§ **Saved entries**
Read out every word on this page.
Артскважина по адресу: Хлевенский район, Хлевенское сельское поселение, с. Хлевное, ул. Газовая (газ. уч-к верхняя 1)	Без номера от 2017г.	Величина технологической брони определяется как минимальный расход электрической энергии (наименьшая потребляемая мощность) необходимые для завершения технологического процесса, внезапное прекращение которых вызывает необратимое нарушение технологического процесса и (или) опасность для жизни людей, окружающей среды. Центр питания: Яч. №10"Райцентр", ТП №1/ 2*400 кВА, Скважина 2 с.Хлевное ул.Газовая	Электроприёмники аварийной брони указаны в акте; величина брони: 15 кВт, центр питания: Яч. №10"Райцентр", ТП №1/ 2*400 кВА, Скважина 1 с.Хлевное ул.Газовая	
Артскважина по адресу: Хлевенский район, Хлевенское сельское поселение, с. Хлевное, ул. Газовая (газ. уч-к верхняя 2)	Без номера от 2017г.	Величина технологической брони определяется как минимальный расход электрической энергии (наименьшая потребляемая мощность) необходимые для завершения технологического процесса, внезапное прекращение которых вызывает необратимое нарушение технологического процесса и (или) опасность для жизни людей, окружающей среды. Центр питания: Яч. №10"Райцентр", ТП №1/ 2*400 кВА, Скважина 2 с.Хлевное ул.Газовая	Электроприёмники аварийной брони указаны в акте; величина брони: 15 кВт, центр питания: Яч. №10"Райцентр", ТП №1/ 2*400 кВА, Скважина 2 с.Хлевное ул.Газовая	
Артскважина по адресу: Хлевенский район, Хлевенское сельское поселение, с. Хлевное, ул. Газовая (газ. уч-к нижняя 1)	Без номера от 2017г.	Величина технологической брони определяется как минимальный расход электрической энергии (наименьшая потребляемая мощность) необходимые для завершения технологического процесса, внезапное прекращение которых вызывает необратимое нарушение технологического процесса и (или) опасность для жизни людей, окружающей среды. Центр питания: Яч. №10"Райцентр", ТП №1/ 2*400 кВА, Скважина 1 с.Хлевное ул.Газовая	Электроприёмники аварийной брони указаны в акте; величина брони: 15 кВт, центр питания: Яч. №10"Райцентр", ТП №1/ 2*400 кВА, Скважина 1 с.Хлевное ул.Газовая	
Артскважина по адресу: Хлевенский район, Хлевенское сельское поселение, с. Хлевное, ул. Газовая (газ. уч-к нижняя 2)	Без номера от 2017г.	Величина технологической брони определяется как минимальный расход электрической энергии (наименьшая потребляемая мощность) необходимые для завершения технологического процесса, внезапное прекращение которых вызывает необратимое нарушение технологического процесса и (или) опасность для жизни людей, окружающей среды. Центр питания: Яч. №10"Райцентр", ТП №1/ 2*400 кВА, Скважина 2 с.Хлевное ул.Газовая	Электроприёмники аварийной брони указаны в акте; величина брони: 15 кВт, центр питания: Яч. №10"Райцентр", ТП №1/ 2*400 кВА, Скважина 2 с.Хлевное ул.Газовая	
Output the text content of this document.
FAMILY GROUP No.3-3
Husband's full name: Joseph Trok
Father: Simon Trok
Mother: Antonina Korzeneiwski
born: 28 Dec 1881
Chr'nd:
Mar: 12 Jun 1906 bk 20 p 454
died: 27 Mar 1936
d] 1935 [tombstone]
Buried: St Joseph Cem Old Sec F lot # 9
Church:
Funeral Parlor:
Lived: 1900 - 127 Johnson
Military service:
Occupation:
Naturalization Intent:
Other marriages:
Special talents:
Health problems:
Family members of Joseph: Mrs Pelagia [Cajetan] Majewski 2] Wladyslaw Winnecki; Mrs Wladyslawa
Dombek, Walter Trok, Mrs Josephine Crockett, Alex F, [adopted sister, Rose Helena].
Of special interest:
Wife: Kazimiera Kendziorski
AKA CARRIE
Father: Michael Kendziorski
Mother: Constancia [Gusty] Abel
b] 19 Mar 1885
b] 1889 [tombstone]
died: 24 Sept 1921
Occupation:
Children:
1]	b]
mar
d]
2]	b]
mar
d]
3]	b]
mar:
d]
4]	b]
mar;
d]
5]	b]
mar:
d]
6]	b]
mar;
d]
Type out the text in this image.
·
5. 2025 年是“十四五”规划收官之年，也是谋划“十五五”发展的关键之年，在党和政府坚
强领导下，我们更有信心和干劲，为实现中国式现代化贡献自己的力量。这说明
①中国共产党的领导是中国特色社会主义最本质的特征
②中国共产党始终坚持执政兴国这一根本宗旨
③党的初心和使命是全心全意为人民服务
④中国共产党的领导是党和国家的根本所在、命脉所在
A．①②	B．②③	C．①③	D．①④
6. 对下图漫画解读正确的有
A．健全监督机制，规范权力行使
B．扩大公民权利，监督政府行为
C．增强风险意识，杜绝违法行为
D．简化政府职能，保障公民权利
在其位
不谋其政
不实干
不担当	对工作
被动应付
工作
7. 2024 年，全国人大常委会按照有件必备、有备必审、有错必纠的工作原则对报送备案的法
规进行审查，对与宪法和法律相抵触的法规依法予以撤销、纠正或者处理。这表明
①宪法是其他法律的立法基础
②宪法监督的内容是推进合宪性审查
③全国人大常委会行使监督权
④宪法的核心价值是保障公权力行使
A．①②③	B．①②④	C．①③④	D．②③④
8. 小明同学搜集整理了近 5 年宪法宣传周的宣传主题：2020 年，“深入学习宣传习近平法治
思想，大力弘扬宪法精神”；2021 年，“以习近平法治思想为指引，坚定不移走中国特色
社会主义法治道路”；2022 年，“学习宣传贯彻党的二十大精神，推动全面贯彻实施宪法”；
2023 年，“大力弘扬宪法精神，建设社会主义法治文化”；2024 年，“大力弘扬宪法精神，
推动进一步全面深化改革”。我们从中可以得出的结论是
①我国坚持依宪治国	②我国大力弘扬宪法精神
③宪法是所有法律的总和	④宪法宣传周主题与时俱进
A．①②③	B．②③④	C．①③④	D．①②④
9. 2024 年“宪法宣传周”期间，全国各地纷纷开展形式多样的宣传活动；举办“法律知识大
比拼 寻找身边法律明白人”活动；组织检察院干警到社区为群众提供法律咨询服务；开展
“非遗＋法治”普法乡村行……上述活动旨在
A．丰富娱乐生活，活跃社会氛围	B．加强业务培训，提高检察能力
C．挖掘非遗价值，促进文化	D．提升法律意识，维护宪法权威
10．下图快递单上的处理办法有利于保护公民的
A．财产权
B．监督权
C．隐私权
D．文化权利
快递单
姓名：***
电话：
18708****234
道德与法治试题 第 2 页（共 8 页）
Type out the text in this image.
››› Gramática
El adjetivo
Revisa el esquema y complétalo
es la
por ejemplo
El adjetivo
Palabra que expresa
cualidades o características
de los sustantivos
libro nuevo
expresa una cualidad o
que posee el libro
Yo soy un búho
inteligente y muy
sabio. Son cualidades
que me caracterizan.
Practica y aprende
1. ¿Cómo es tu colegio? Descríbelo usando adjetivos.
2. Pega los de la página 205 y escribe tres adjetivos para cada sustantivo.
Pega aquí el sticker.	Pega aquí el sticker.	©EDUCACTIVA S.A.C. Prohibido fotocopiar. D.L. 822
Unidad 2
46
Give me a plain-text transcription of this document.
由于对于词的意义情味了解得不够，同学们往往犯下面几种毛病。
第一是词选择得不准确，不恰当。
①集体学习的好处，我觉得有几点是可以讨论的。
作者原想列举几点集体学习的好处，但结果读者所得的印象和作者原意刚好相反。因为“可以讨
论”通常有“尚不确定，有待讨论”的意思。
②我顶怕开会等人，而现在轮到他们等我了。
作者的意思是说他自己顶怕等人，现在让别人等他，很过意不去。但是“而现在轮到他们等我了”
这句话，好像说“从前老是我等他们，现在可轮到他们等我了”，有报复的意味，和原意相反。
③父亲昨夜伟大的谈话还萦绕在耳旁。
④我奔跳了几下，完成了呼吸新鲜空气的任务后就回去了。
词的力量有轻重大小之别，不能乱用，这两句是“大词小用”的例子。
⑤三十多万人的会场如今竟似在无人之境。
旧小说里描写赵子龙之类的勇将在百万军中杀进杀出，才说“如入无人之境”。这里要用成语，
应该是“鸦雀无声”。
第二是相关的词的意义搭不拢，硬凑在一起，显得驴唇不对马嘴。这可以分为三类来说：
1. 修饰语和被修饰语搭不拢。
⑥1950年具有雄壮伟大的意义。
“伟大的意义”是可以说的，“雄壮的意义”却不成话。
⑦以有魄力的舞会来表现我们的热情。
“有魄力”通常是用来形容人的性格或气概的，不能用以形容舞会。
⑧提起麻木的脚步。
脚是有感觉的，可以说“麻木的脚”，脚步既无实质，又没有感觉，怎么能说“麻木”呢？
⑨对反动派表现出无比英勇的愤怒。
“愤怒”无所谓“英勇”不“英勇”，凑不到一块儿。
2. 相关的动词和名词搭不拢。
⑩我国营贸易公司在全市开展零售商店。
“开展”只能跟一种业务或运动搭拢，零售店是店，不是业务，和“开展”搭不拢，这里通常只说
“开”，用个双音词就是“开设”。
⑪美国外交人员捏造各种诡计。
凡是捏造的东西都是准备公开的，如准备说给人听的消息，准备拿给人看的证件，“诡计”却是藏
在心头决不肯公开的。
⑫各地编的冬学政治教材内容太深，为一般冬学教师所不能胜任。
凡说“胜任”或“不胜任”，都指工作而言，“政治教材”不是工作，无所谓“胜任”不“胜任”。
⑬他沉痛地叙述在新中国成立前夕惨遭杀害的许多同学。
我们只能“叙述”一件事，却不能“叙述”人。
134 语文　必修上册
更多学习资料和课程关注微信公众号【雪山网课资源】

§ **Exercise objective**
Count how many lines contain "adjetivos" and give only that count.

§ **In response**
2